Task details: Single out each line with the word "nakon" and copy it.

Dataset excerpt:
#####

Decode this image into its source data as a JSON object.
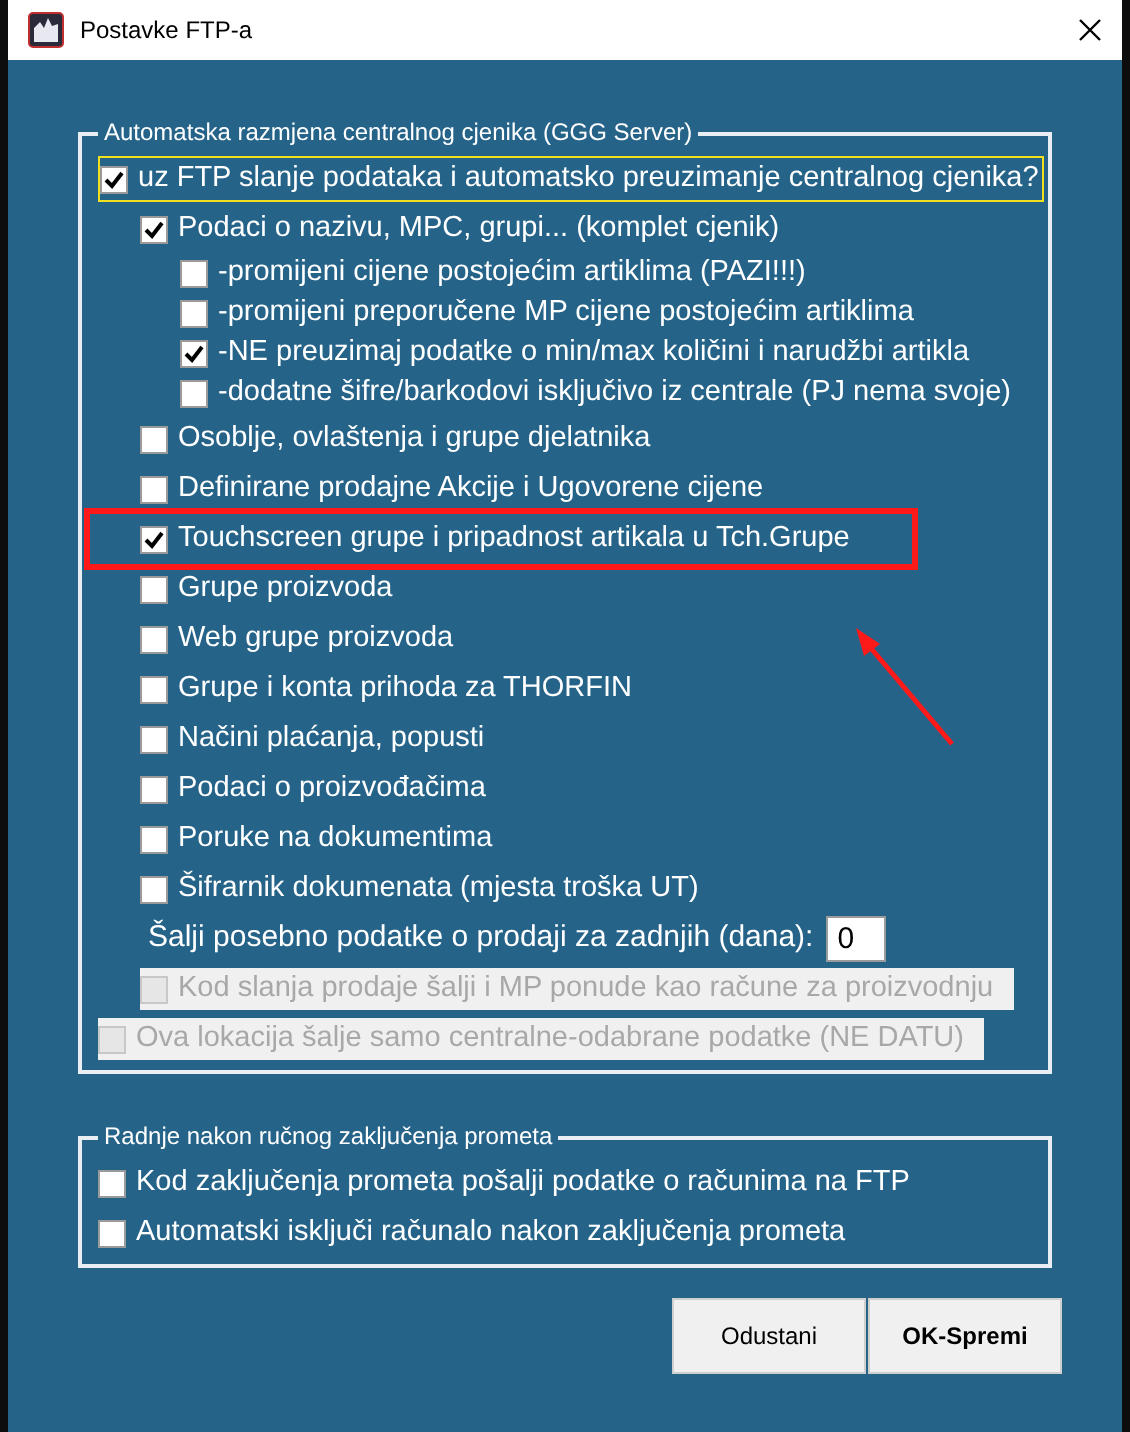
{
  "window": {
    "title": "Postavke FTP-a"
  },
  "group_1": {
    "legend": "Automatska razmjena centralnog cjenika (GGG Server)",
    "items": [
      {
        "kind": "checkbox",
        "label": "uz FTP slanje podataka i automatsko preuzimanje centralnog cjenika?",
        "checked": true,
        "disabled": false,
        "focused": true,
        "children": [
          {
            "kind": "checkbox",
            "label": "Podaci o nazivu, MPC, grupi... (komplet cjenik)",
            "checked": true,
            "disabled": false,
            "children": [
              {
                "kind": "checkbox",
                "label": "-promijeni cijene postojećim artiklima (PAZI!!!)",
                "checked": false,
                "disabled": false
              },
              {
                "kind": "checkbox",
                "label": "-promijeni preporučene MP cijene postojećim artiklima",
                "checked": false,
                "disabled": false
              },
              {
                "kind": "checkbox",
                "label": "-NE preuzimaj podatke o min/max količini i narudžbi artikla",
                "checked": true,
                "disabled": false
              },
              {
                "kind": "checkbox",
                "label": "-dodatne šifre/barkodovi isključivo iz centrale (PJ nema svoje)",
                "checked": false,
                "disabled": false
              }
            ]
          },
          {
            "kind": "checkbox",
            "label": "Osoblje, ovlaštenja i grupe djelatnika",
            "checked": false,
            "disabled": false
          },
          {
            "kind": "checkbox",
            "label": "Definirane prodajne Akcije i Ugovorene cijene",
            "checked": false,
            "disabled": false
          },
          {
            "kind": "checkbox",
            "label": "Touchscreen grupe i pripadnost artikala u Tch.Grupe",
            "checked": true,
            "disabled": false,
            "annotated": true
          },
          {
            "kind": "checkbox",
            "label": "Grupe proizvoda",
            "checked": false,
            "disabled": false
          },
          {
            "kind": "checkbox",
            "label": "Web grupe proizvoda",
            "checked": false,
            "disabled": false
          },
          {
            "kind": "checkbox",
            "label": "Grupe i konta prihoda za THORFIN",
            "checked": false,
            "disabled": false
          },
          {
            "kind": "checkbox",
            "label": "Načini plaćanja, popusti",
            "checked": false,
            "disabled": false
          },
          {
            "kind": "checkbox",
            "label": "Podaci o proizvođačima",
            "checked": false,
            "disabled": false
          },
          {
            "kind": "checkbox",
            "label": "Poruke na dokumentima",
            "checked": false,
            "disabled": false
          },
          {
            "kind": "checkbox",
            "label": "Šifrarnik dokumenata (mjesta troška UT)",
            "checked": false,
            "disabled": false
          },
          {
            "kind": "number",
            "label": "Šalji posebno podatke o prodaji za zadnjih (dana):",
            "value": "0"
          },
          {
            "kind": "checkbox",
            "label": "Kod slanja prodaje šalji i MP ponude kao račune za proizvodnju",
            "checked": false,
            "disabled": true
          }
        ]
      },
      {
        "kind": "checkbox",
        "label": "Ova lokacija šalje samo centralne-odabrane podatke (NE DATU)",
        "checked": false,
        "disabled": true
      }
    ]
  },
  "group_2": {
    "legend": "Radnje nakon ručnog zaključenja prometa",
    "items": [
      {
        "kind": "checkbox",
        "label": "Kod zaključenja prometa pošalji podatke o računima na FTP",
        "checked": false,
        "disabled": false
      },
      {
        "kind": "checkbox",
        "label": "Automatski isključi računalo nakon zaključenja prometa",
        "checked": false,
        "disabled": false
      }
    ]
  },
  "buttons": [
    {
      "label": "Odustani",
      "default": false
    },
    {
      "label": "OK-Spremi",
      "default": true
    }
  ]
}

#####

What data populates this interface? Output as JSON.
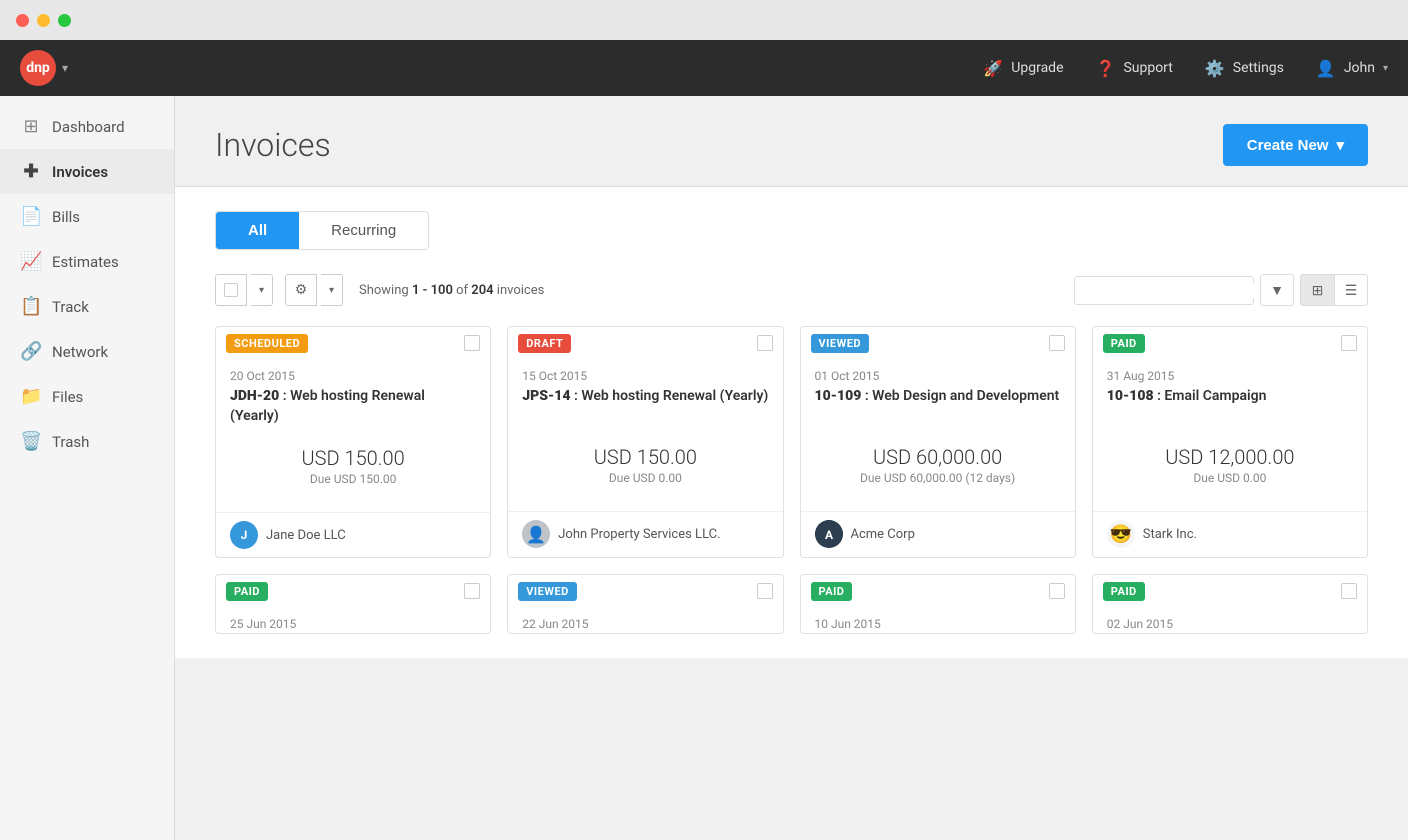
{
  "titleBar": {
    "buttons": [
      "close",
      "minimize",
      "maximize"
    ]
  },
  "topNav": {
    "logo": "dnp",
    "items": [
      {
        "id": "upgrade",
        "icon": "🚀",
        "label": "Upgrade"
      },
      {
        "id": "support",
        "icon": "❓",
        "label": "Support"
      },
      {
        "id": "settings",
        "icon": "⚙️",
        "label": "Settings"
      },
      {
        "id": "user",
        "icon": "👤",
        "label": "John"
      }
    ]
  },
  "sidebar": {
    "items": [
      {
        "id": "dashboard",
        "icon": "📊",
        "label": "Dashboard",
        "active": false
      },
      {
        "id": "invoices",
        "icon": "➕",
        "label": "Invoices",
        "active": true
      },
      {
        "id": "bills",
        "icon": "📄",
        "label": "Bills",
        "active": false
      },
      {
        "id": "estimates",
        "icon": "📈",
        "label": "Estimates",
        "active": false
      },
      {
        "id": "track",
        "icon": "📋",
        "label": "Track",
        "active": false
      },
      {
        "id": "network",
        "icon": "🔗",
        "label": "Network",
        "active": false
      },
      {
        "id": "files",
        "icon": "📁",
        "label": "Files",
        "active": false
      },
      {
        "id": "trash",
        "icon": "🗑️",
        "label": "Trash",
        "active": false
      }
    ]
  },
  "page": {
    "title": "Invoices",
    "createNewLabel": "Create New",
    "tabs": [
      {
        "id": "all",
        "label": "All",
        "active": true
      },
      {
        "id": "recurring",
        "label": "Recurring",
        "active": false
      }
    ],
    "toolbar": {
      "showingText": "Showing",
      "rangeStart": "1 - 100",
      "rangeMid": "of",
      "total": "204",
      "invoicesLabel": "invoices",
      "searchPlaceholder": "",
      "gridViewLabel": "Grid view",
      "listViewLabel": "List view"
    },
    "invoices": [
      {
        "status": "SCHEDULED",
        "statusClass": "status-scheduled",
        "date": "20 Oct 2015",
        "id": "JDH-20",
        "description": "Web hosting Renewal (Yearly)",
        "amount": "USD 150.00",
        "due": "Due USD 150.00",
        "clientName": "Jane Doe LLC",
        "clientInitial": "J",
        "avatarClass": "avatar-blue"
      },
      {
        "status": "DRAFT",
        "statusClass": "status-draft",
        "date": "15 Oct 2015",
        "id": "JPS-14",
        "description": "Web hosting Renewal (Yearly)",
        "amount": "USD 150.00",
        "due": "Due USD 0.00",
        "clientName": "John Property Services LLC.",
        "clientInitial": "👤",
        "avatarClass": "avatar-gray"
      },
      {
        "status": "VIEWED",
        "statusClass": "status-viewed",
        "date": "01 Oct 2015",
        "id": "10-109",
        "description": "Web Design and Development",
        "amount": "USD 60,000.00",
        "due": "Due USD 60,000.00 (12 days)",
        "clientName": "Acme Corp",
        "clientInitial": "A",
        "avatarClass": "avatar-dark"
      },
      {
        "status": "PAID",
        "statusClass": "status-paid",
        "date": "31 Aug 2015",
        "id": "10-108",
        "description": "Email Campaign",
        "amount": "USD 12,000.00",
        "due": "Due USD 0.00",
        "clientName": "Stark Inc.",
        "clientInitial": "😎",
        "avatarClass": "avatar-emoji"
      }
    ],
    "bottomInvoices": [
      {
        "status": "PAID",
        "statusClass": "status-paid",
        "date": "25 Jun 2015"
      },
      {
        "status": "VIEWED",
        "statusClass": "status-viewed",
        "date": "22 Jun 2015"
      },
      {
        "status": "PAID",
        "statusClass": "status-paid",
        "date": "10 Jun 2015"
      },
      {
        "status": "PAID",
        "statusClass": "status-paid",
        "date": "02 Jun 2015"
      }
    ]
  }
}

#####

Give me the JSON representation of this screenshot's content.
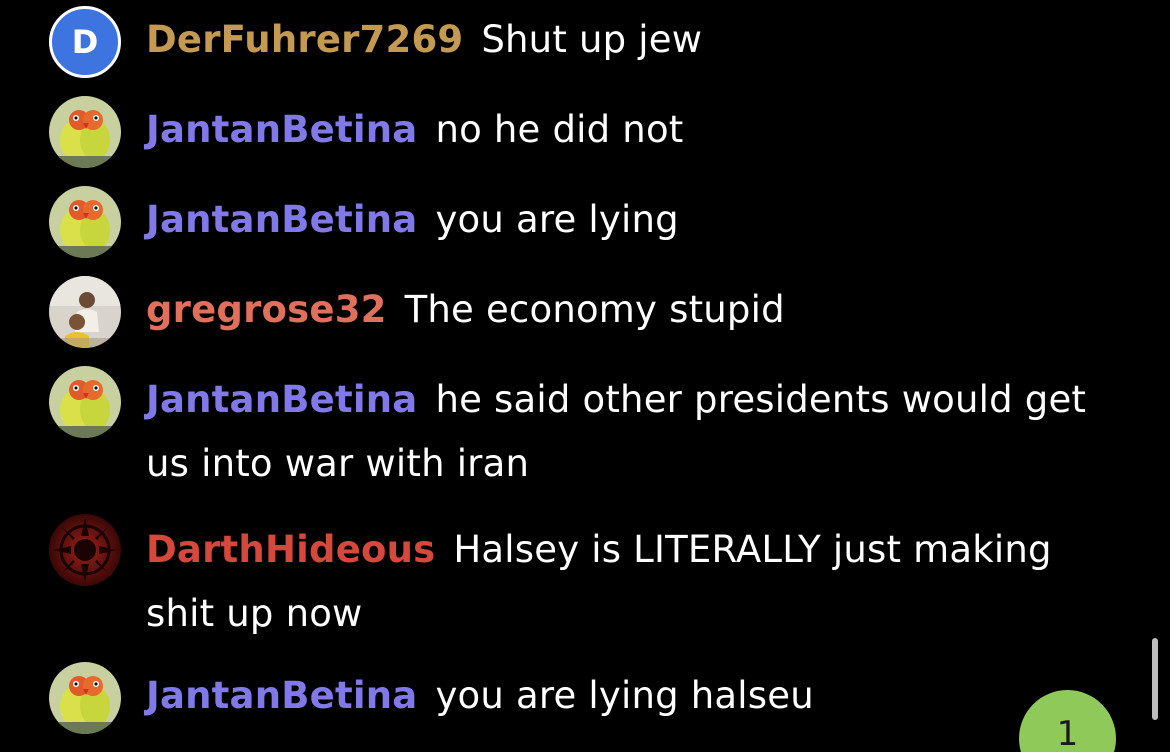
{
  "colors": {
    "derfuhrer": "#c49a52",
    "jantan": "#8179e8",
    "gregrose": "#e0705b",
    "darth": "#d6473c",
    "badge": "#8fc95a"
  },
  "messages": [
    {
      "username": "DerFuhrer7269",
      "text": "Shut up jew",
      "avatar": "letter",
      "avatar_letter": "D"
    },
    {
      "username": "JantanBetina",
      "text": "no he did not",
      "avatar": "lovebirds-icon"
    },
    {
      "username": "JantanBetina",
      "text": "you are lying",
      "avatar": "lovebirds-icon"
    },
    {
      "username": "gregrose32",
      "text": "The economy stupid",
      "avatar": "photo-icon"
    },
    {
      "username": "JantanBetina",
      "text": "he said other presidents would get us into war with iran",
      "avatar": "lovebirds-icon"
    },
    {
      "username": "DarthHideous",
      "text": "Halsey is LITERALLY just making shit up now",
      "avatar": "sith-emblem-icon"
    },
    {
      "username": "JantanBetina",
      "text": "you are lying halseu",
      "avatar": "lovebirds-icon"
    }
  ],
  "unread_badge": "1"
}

#####

Completed exercise:
    "legend": "Radnje nakon ručnog zaključenja prometa",
        "label": "Automatski isključi računalo nakon zaključenja prometa",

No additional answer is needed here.